▶ [PASSAGE GIVEN]

--- begin ---

Wear and tear
The tenancy deposit protection scheme is a law in turmoil, says Tessa Shepperson
Tenancy deposits '“ payments taken by landlords to cover any damage found at the end of the tenancy '“ now need to be protected by law.
This was some time coming. Tenants and tenants' organisations had been complaining for years about landlords failing to return deposits unjustifiably, and tenants not being able to do anything about it because they were intimidated by the prospect of going to court.
Landlords' organisations, naturally, lobbied hard against compulsory deposit protection, saying that their research showed that the problem was a modest one not justifying the imposition of a nationwide scheme. To which the tenants' organisations responded that it was not the members of the landlord organisations which were the problem, but the rogue and amateur landlords who operated outside of them.
When the Housing Act 2004 was going through parliament it looked for a while as if the landlords' lobby had won. But then tenancy deposit protection crept in as a late amendment to the Act, and was duly made law. It is found in sections 212-215 of the Housing Act 2004. And therein lay the problem. No doubt due to the haste in which they were introduced, the tenancy deposit regulations have proved to be a nightmare in practice.
In action
This is how they are supposed to work: the tenant gives the deposit to the landlord. He then protects it with a government authorised tenancy deposit scheme and serves a notice on the tenant giving prescribed information (the regulations talk about a prescribed form but none has been prescribed as yet). This all has to be done within 14 days of the deposit being paid.
At the end of the tenancy, the property is checked. If there is any damage, the landlord will want to make a deduction from the deposit. However, if the tenant objects, and they are unable to reach agreement, the dispute can be referred to an independent arbitration where it should be resolved within about ten days of the paperwork being received. The money is then paid out in accordance with the arbitrator's decision. There are three government authorised schemes:
The deposit protection service (DPS): this is the default service. It is free but you have to pay the deposit money over to the scheme administrators.

--- end ---

▶ [DIRECTIVE] From the article on tenancy deposit protection above, reproduce everything from "When the Housing" down to "nightmare in practice." word for word.

▶ [SUPPLIED DATA]
--- begin ---

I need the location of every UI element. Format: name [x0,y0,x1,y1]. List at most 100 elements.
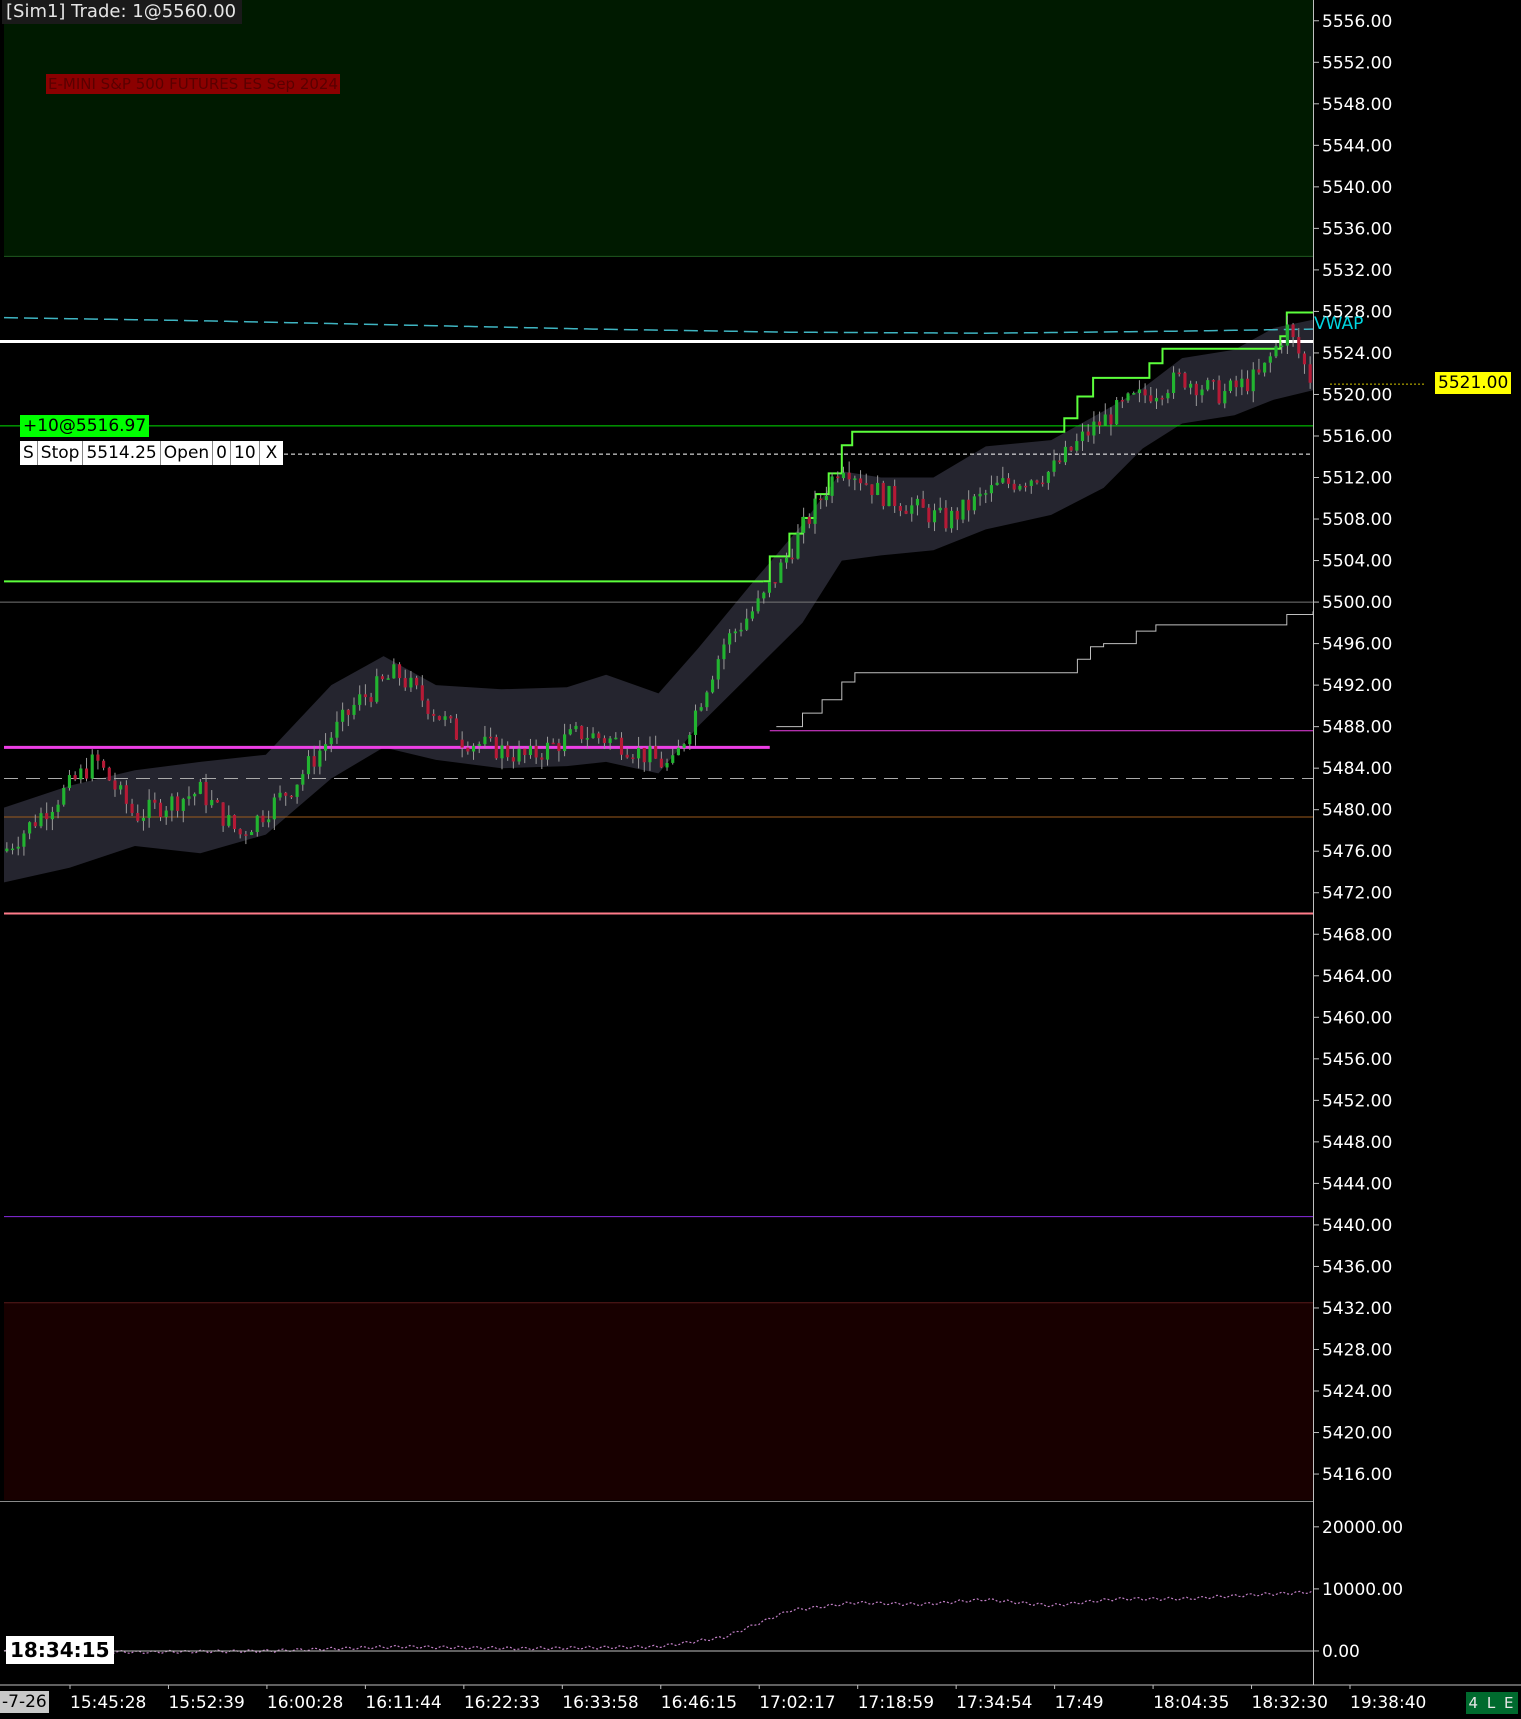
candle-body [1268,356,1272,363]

--- end ---

▶ [THE RESPONSE]
When the Housing Act 2004 was going through parliament it looked for a while as if the landlords' lobby had won. But then tenancy deposit protection crept in as a late amendment to the Act, and was duly made law. It is found in sections 212-215 of the Housing Act 2004. And therein lay the problem. No doubt due to the haste in which they were introduced, the tenancy deposit regulations have proved to be a nightmare in practice.